» AIM:
Check every line for the word "達人が世直し" and state how many lines have it. Reply with the number alone.

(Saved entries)
## Begin

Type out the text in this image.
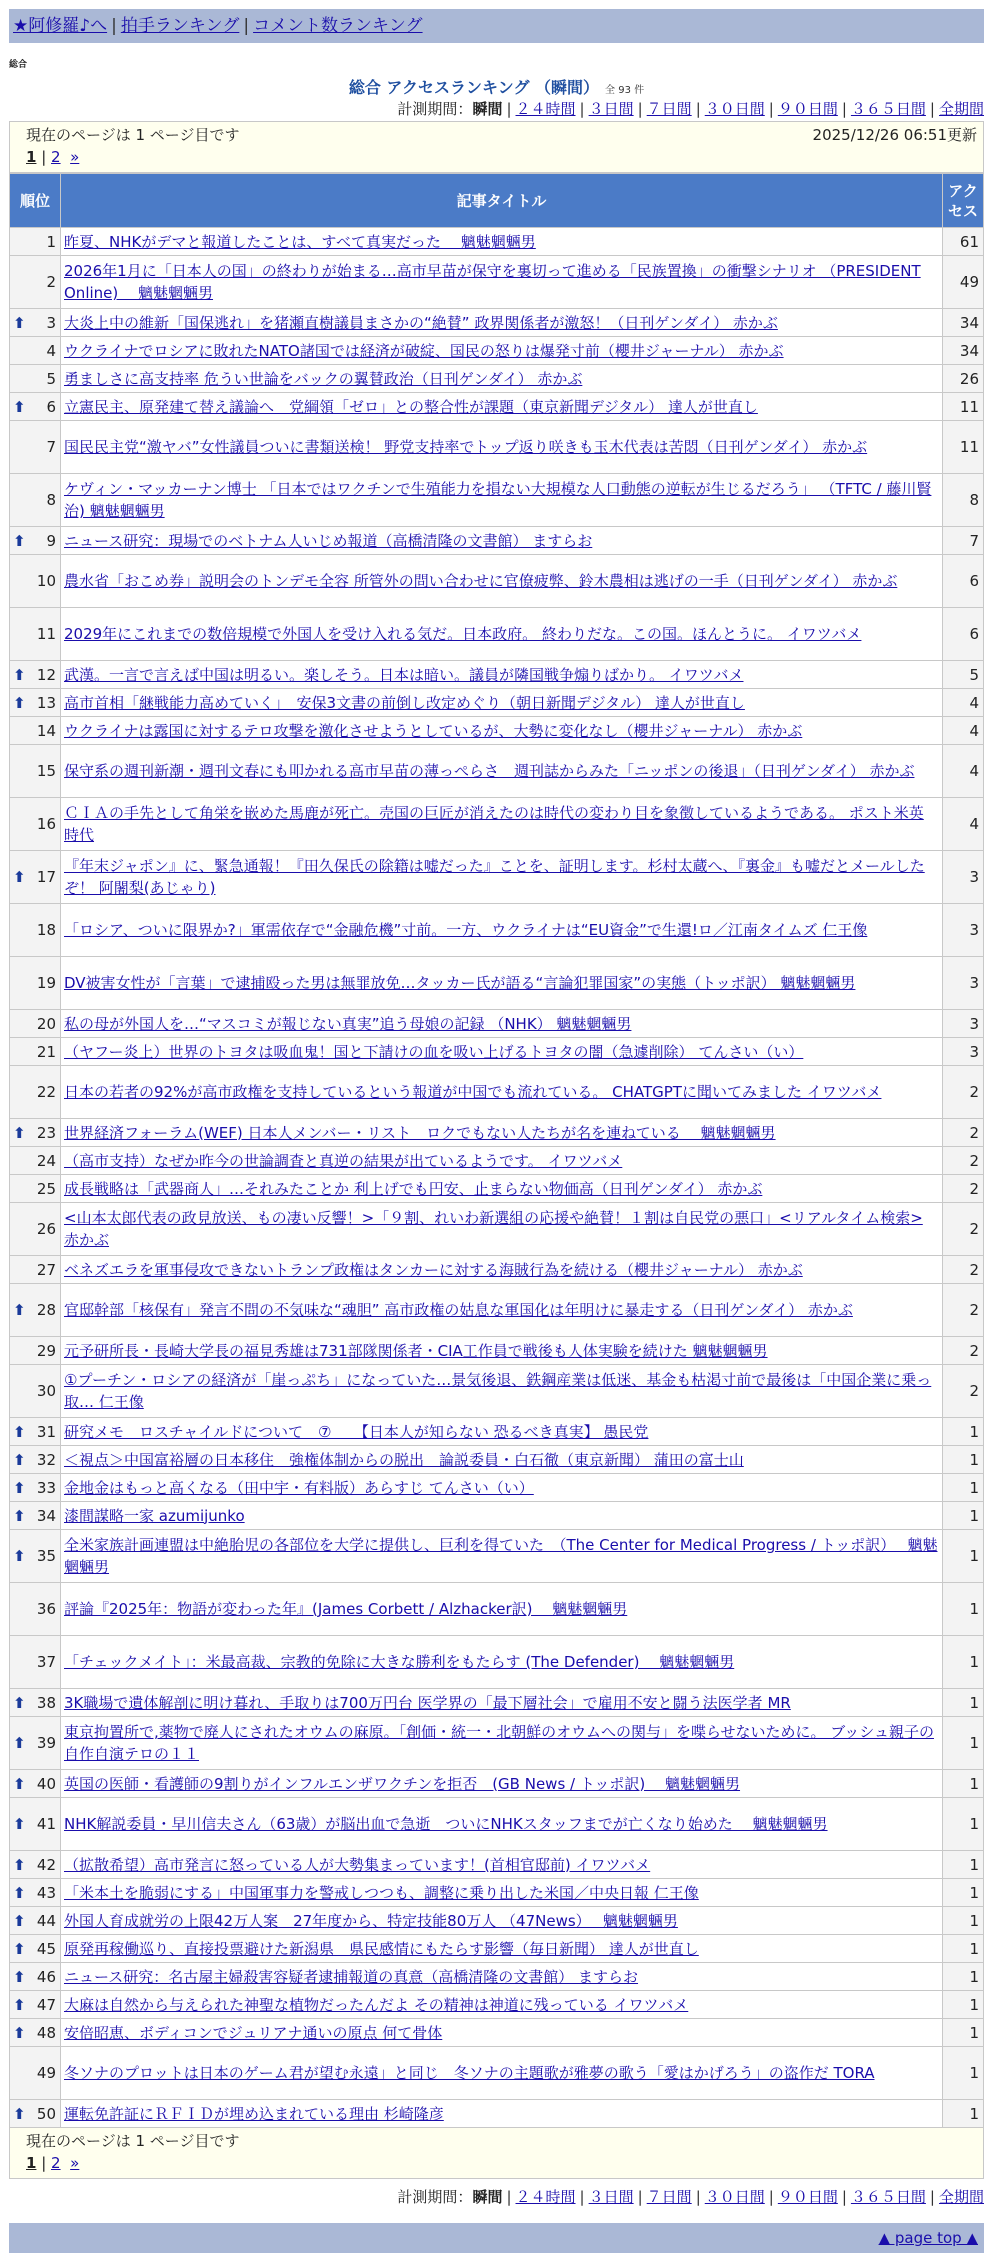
★阿修羅♪へ | 拍手ランキング | コメント数ランキング
総合
総合 アクセスランキング （瞬間） 全 93 件
計測期間：瞬間 | ２４時間 | ３日間 | ７日間 | ３０日間 | ９０日間 | ３６５日間 | 全期間
現在のページは 1 ページ目です	2025/12/26 06:51更新
1 | 2 »
順位	記事タイトル	アクセス
1	昨夏、NHKがデマと報道したことは、すべて真実だった　 魑魅魍魎男	61
2	2026年1月に「日本人の国」の終わりが始まる…高市早苗が保守を裏切って進める「民族置換」の衝撃シナリオ （PRESIDENT Online)　 魑魅魍魎男	49

⬆ 3	大炎上中の維新「国保逃れ」を猪瀬直樹議員まさかの“絶賛” 政界関係者が激怒！（日刊ゲンダイ） 赤かぶ	34
4	ウクライナでロシアに敗れたNATO諸国では経済が破綻、国民の怒りは爆発寸前（櫻井ジャーナル） 赤かぶ	34
5	勇ましさに高支持率 危うい世論をバックの翼賛政治（日刊ゲンダイ） 赤かぶ	26

⬆ 6	立憲民主、原発建て替え議論へ　党綱領「ゼロ」との整合性が課題（東京新聞デジタル） 達人が世直し	11
7	国民民主党“激ヤバ”女性議員ついに書類送検！ 野党支持率でトップ返り咲きも玉木代表は苦悶（日刊ゲンダイ） 赤かぶ	11
8	ケヴィン・マッカーナン博士 「日本ではワクチンで生殖能力を損ない大規模な人口動態の逆転が生じるだろう」 （TFTC / 藤川賢治) 魑魅魍魎男	8

⬆ 9	ニュース研究：現場でのベトナム人いじめ報道（高橋清隆の文書館） ますらお	7
10	農水省「おこめ券」説明会のトンデモ全容 所管外の問い合わせに官僚疲弊、鈴木農相は逃げの一手（日刊ゲンダイ） 赤かぶ	6
11	2029年にこれまでの数倍規模で外国人を受け入れる気だ。日本政府。 終わりだな。この国。ほんとうに。 イワツバメ	6

⬆ 12	武漢。一言で言えば中国は明るい。楽しそう。日本は暗い。議員が隣国戦争煽りばかり。 イワツバメ	5

⬆ 13	高市首相「継戦能力高めていく」　安保3文書の前倒し改定めぐり（朝日新聞デジタル） 達人が世直し	4
14	ウクライナは露国に対するテロ攻撃を激化させようとしているが、大勢に変化なし（櫻井ジャーナル） 赤かぶ	4
15	保守系の週刊新潮・週刊文春にも叩かれる高市早苗の薄っぺらさ　週刊誌からみた「ニッポンの後退」（日刊ゲンダイ） 赤かぶ	4
16	ＣＩＡの手先として角栄を嵌めた馬鹿が死亡。売国の巨匠が消えたのは時代の変わり目を象徴しているようである。 ポスト米英時代	4

⬆ 17	『年末ジャポン』に、緊急通報！『田久保氏の除籍は嘘だった』ことを、証明します。杉村太蔵へ、『裏金』も嘘だとメールしたぞ！ 阿闍梨(あじゃり)	3
18	「ロシア、ついに限界か?」軍需依存で“金融危機”寸前。一方、ウクライナは“EU資金”で生還!ロ／江南タイムズ 仁王像	3
19	DV被害女性が「言葉」で逮捕殴った男は無罪放免…タッカー氏が語る“言論犯罪国家”の実態（トッポ訳） 魑魅魍魎男	3
20	私の母が外国人を…“マスコミが報じない真実”追う母娘の記録 （NHK） 魑魅魍魎男	3
21	（ヤフー炎上）世界のトヨタは吸血鬼！国と下請けの血を吸い上げるトヨタの闇（急遽削除） てんさい（い）	3
22	日本の若者の92%が高市政権を支持しているという報道が中国でも流れている。 CHATGPTに聞いてみました イワツバメ	2

⬆ 23	世界経済フォーラム(WEF) 日本人メンバー・リスト　ロクでもない人たちが名を連ねている　 魑魅魍魎男	2
24	（高市支持）なぜか昨今の世論調査と真逆の結果が出ているようです。 イワツバメ	2
25	成長戦略は「武器商人」…それみたことか 利上げでも円安、止まらない物価高（日刊ゲンダイ） 赤かぶ	2
26	<山本太郎代表の政見放送、もの凄い反響！>「９割、れいわ新選組の応援や絶賛！１割は自民党の悪口」<リアルタイム検索> 赤かぶ	2
27	ベネズエラを軍事侵攻できないトランプ政権はタンカーに対する海賊行為を続ける（櫻井ジャーナル） 赤かぶ	2

⬆ 28	官邸幹部「核保有」発言不問の不気味な“魂胆” 高市政権の姑息な軍国化は年明けに暴走する（日刊ゲンダイ） 赤かぶ	2
29	元予研所長・長崎大学長の福見秀雄は731部隊関係者・CIA工作員で戦後も人体実験を続けた 魑魅魍魎男	2
30	①プーチン・ロシアの経済が「崖っぷち」になっていた…景気後退、鉄鋼産業は低迷、基金も枯渇寸前で最後は「中国企業に乗っ取… 仁王像	2

⬆ 31	研究メモ　ロスチャイルドについて　⑦　　【日本人が知らない 恐るべき真実】 愚民党	1

⬆ 32	＜視点＞中国富裕層の日本移住　強権体制からの脱出　論説委員・白石徹（東京新聞） 蒲田の富士山	1

⬆ 33	金地金はもっと高くなる（田中宇・有料版）あらすじ てんさい（い）	1

⬆ 34	漆間謀略一家 azumijunko	1

⬆ 35	全米家族計画連盟は中絶胎児の各部位を大学に提供し、巨利を得ていた　（The Center for Medical Progress / トッポ訳）　 魑魅魍魎男	1
36	評論『2025年：物語が変わった年』(James Corbett / Alzhacker訳)　 魑魅魍魎男	1
37	「チェックメイト」：米最高裁、宗教的免除に大きな勝利をもたらす (The Defender)　 魑魅魍魎男	1

⬆ 38	3K職場で遺体解剖に明け暮れ、手取りは700万円台 医学界の「最下層社会」で雇用不安と闘う法医学者 MR	1

⬆ 39	東京拘置所で,薬物で廃人にされたオウムの麻原。「創価・統一・北朝鮮のオウムへの関与」を喋らせないために。 ブッシュ親子の自作自演テロの１１	1

⬆ 40	英国の医師・看護師の9割りがインフルエンザワクチンを拒否　(GB News / トッポ訳)　 魑魅魍魎男	1

⬆ 41	NHK解説委員・早川信夫さん（63歳）が脳出血で急逝　ついにNHKスタッフまでが亡くなり始めた　 魑魅魍魎男	1

⬆ 42	（拡散希望）高市発言に怒っている人が大勢集まっています！(首相官邸前) イワツバメ	1

⬆ 43	「米本土を脆弱にする」中国軍事力を警戒しつつも、調整に乗り出した米国／中央日報 仁王像	1

⬆ 44	外国人育成就労の上限42万人案　27年度から、特定技能80万人 （47News）　 魑魅魍魎男	1

⬆ 45	原発再稼働巡り、直接投票避けた新潟県　県民感情にもたらす影響（毎日新聞） 達人が世直し	1

⬆ 46	ニュース研究：名古屋主婦殺害容疑者逮捕報道の真意（高橋清隆の文書館） ますらお	1

⬆ 47	大麻は自然から与えられた神聖な植物だったんだよ その精神は神道に残っている イワツバメ	1

⬆ 48	安倍昭恵、ボディコンでジュリアナ通いの原点 何て骨体	1
49	冬ソナのプロットは日本のゲーム君が望む永遠」と同じ　冬ソナの主題歌が雅夢の歌う「愛はかげろう」の盗作だ TORA	1

⬆ 50	運転免許証にＲＦＩＤが埋め込まれている理由 杉崎隆彦	1
現在のページは 1 ページ目です
1 | 2 »
計測期間：瞬間 | ２４時間 | ３日間 | ７日間 | ３０日間 | ９０日間 | ３６５日間 | 全期間
▲ page top ▲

## End

» EXERCISE SOLUTION:
3